Description of the task: Wherever the word "drum" shows up in a line, please copy that line.

Records provided:

-- -- --

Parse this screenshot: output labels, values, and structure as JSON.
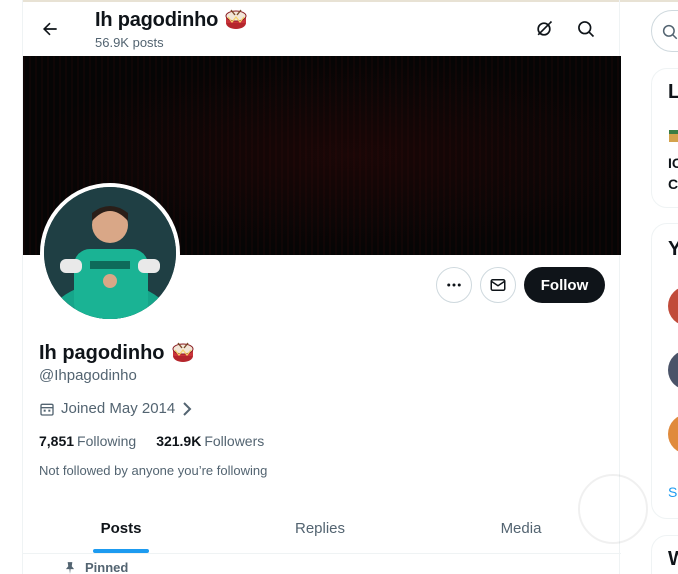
{
  "header": {
    "title": "Ih pagodinho",
    "title_emoji": "drum-emoji",
    "posts_count": "56.9K posts"
  },
  "profile": {
    "display_name": "Ih pagodinho",
    "name_emoji": "drum-emoji",
    "handle": "@Ihpagodinho",
    "joined": "Joined May 2014",
    "following_count": "7,851",
    "following_label": "Following",
    "followers_count": "321.9K",
    "followers_label": "Followers",
    "not_followed_note": "Not followed by anyone you’re following"
  },
  "actions": {
    "follow_label": "Follow",
    "more_icon": "ellipsis-icon",
    "message_icon": "envelope-icon"
  },
  "tabs": [
    {
      "label": "Posts",
      "active": true
    },
    {
      "label": "Replies",
      "active": false
    },
    {
      "label": "Media",
      "active": false
    }
  ],
  "pinned_label": "Pinned",
  "right_sidebar": {
    "panel1_title_fragment": "L",
    "panel1_text_line1": "IC",
    "panel1_text_line2": "C",
    "panel2_title_fragment": "Y",
    "panel2_link_fragment": "S",
    "panel3_title_fragment": "W"
  },
  "colors": {
    "accent": "#1d9bf0",
    "primary_text": "#0f1419",
    "secondary_text": "#536471",
    "follow_button_bg": "#0f1419",
    "banner_bg": "#050505"
  }
}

-- -- --

Response to the exercise:
    "title_emoji": "drum-emoji",
    "name_emoji": "drum-emoji",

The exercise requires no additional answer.